*Dataset excerpts*:
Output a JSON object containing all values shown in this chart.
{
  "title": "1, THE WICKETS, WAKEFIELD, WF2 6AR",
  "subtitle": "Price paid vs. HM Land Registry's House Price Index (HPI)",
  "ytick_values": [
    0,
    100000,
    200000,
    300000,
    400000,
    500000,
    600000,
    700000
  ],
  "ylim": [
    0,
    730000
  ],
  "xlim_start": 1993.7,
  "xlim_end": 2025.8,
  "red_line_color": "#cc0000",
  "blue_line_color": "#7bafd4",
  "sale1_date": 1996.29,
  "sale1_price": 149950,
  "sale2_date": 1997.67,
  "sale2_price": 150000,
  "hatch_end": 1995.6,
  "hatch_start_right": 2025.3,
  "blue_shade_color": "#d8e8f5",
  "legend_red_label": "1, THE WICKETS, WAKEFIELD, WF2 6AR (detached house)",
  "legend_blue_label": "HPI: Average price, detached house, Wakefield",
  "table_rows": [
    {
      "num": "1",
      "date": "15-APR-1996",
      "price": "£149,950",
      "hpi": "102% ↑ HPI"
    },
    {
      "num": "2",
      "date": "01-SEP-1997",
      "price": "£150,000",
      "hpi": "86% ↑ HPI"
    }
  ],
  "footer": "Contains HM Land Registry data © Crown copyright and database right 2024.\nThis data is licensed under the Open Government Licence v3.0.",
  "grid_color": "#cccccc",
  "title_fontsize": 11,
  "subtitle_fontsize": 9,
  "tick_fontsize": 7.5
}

* * *

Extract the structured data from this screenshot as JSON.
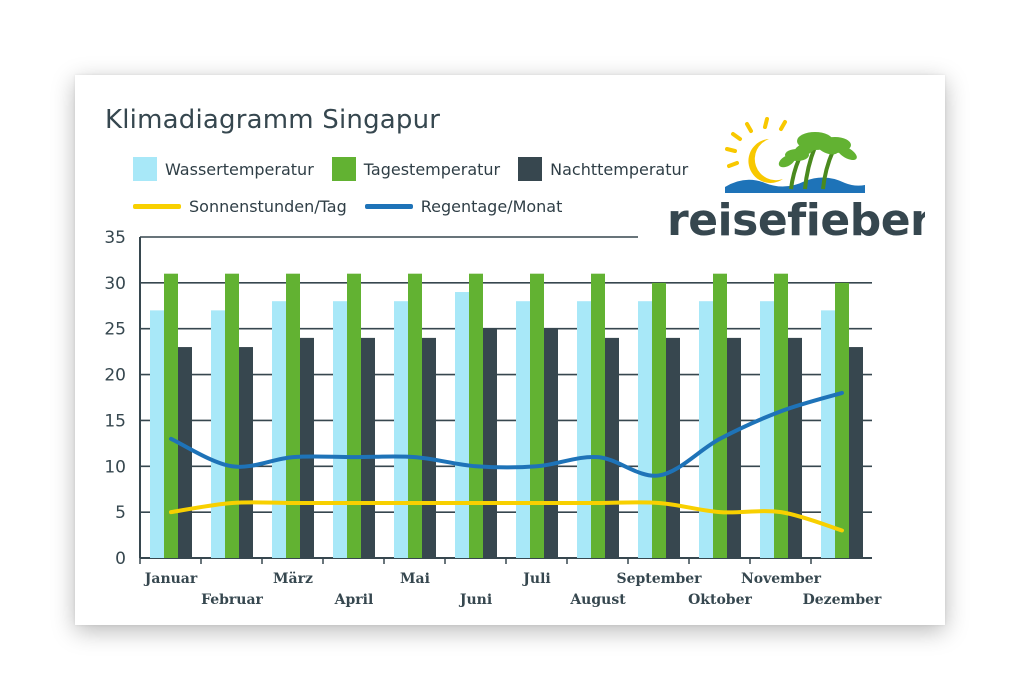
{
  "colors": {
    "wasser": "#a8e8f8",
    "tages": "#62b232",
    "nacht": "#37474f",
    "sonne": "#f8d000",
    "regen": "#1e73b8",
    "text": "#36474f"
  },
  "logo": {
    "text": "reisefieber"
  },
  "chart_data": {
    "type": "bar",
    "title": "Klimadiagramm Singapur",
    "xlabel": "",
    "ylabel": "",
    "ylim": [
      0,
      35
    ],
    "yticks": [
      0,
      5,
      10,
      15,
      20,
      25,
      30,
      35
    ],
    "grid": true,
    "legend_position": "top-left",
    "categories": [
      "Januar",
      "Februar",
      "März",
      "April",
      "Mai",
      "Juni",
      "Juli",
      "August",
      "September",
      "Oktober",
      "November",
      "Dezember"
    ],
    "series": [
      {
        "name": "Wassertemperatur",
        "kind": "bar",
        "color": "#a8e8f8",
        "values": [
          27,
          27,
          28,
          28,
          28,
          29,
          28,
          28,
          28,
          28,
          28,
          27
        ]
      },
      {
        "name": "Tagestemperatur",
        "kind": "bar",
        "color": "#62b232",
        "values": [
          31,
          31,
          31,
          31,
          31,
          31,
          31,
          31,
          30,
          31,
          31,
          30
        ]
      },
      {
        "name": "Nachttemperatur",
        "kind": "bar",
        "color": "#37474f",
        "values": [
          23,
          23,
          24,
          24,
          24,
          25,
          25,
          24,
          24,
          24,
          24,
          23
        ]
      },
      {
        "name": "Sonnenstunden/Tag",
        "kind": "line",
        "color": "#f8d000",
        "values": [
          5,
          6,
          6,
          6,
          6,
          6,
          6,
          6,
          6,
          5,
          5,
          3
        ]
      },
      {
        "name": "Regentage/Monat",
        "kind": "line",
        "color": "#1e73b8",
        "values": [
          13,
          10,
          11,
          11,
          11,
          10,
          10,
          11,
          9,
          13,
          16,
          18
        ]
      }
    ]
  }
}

*Required work*:
Check every line for "Registry" and show the ones that have it.

*Output*:
  "subtitle": "Price paid vs. HM Land Registry's House Price Index (HPI)",
  "footer": "Contains HM Land Registry data © Crown copyright and database right 2024.\nThis data is licensed under the Open Government Licence v3.0.",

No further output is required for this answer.